▽
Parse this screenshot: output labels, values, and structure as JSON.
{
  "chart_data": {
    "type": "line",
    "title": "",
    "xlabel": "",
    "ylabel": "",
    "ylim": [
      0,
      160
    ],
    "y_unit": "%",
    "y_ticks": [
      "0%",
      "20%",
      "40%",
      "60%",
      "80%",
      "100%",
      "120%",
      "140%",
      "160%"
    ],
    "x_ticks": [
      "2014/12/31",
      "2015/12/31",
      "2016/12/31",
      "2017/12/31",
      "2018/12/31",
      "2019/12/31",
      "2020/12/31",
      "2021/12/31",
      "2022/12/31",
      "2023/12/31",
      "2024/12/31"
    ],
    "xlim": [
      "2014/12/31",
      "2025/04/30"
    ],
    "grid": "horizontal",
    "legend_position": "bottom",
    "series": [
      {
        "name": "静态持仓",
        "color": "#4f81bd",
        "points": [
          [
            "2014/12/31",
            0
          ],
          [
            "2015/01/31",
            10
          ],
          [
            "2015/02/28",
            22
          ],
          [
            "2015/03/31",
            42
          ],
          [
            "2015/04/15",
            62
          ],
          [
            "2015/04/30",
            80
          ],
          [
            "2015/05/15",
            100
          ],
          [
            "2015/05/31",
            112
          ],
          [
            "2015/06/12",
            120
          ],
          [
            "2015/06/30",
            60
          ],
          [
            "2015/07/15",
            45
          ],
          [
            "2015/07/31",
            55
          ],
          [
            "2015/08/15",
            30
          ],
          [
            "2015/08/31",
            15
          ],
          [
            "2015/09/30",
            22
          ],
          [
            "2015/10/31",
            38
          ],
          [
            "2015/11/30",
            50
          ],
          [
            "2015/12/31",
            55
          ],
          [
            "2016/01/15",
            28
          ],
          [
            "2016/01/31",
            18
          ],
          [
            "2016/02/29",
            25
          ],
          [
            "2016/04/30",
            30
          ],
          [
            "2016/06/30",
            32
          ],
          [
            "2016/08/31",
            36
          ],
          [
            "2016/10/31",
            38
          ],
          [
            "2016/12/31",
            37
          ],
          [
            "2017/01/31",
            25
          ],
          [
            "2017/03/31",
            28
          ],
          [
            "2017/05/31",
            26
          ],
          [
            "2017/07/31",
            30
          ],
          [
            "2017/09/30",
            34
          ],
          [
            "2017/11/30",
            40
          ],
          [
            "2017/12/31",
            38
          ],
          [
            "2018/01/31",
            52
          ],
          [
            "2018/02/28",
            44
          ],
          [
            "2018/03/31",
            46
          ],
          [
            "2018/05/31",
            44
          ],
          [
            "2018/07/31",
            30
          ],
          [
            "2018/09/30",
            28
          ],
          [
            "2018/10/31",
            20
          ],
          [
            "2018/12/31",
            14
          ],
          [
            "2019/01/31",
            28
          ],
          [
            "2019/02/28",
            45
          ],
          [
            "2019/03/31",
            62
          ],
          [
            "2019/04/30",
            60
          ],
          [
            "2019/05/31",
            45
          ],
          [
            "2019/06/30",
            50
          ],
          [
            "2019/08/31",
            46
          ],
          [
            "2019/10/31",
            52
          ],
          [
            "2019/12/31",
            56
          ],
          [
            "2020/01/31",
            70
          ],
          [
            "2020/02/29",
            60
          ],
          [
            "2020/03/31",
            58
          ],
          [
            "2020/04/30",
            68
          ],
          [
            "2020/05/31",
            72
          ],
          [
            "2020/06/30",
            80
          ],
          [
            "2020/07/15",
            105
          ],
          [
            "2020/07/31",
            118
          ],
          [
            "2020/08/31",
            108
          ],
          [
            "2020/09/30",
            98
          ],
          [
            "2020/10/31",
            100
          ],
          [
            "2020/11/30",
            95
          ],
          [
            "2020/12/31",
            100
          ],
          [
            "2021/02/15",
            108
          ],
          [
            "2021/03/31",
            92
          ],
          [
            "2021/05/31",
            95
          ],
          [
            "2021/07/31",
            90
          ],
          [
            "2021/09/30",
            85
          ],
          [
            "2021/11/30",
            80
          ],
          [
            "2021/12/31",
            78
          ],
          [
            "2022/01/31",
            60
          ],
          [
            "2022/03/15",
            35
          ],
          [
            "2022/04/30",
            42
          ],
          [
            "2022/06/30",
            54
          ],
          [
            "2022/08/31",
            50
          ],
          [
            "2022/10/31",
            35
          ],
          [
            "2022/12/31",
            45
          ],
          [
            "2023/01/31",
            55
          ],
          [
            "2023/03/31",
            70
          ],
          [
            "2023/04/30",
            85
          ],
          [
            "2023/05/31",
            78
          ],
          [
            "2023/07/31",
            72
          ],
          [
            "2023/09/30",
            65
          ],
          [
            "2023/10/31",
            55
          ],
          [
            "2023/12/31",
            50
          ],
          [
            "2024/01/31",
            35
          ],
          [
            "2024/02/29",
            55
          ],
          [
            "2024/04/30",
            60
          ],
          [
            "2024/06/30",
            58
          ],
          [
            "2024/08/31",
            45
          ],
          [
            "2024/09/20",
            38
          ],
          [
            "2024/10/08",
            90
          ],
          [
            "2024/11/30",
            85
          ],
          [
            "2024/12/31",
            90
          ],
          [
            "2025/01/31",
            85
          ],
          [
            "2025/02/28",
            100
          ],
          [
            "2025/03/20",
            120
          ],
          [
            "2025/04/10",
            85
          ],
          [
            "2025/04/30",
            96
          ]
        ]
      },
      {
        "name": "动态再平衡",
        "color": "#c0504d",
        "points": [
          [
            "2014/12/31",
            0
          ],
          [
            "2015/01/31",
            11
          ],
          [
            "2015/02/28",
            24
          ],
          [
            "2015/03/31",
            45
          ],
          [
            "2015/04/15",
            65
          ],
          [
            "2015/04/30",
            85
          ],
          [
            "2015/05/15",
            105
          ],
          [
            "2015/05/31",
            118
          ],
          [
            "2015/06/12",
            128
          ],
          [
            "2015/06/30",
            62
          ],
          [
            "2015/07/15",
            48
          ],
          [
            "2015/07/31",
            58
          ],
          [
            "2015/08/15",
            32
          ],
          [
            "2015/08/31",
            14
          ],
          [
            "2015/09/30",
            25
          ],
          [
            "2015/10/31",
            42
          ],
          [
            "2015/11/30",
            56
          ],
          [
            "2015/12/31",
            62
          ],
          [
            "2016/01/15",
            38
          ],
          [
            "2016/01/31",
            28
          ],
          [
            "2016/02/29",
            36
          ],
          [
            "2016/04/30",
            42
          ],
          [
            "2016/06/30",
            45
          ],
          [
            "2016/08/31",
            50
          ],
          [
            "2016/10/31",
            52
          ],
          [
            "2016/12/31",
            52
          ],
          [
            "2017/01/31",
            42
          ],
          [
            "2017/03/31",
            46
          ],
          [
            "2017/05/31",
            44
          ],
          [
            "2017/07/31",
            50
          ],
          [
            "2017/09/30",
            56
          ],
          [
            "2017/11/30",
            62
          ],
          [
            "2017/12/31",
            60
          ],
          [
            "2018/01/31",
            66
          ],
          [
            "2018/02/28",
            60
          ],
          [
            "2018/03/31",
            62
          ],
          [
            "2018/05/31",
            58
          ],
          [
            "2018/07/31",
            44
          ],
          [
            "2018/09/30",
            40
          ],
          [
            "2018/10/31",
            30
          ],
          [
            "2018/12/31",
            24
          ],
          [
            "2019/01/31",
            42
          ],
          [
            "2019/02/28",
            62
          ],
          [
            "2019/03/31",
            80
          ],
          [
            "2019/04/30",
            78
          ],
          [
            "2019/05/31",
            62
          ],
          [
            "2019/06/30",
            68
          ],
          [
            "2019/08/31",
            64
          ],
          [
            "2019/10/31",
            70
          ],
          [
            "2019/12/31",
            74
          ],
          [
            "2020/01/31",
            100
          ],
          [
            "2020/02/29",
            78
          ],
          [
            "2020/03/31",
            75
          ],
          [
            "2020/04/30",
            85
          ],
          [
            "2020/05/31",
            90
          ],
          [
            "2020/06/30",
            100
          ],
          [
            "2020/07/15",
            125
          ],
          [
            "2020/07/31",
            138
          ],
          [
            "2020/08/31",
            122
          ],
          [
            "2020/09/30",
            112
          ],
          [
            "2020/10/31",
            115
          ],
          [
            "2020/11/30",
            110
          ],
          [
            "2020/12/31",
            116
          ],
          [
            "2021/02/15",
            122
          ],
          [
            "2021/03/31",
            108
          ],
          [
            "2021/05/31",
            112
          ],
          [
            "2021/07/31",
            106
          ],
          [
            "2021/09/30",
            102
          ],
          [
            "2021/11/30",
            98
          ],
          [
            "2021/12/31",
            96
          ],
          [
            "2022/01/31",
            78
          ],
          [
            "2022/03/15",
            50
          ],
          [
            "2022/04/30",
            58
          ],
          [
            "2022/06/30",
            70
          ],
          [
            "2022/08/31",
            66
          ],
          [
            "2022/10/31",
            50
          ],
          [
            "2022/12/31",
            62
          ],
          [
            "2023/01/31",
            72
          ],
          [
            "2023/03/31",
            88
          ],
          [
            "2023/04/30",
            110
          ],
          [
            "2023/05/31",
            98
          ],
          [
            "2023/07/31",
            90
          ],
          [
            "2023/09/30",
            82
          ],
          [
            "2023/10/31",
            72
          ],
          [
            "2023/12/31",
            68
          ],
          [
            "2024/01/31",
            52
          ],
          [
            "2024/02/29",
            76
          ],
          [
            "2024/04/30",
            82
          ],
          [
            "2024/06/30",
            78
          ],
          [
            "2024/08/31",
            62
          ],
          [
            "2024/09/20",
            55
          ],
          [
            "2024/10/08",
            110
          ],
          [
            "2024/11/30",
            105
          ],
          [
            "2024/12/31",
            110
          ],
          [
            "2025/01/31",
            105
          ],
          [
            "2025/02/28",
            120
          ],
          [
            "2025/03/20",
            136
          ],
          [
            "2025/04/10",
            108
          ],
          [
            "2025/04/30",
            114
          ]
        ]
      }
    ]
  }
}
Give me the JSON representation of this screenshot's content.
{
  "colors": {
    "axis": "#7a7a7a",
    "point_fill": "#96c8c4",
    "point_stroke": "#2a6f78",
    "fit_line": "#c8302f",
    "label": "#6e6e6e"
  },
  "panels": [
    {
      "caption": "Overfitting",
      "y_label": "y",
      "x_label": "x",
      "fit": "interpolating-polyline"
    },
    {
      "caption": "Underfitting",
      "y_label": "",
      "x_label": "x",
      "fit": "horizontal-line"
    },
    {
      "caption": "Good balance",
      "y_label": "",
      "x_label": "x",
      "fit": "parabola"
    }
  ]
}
△
[The request] Give back exactly the lines from the one containing "Give me the" to the end of the material, both ends included.

[Output for this exercise]
Give me the JSON representation of this screenshot's content.
{
  "colors": {
    "axis": "#7a7a7a",
    "point_fill": "#96c8c4",
    "point_stroke": "#2a6f78",
    "fit_line": "#c8302f",
    "label": "#6e6e6e"
  },
  "panels": [
    {
      "caption": "Overfitting",
      "y_label": "y",
      "x_label": "x",
      "fit": "interpolating-polyline"
    },
    {
      "caption": "Underfitting",
      "y_label": "",
      "x_label": "x",
      "fit": "horizontal-line"
    },
    {
      "caption": "Good balance",
      "y_label": "",
      "x_label": "x",
      "fit": "parabola"
    }
  ]
}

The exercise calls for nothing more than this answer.